Problem statement: Find the lines holding the string "Leah" in the data, then copy all of them.

--- Begin Extracted information ---

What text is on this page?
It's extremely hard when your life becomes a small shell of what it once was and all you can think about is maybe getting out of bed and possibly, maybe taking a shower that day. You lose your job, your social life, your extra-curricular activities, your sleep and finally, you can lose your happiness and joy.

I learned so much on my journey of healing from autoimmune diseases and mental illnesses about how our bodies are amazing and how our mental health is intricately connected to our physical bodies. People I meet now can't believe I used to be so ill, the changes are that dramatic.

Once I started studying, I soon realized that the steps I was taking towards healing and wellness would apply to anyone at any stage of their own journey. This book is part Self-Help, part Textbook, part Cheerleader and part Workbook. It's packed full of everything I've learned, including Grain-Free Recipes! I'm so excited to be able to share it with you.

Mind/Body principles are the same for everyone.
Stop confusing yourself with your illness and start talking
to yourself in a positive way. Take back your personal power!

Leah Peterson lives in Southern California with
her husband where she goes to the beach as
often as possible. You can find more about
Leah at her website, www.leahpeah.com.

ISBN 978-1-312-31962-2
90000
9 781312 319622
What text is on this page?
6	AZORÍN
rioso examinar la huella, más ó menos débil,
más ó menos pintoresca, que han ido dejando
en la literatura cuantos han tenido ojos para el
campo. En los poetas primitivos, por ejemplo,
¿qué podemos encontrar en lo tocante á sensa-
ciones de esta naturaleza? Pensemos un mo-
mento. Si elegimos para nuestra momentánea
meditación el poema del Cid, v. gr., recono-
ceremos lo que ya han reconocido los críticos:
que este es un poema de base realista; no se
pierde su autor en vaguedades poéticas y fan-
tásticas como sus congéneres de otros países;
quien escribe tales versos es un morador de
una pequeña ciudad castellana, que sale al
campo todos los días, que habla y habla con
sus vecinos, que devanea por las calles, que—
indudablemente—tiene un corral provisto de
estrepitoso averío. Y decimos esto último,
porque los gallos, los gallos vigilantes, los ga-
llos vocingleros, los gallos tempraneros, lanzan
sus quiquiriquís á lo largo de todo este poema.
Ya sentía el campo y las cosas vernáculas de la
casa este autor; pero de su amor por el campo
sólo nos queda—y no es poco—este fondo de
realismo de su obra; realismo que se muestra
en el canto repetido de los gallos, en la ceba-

--- End Extracted information ---

Worked answer:
Leah Peterson lives in Southern California with
Leah at her website, www.leahpeah.com.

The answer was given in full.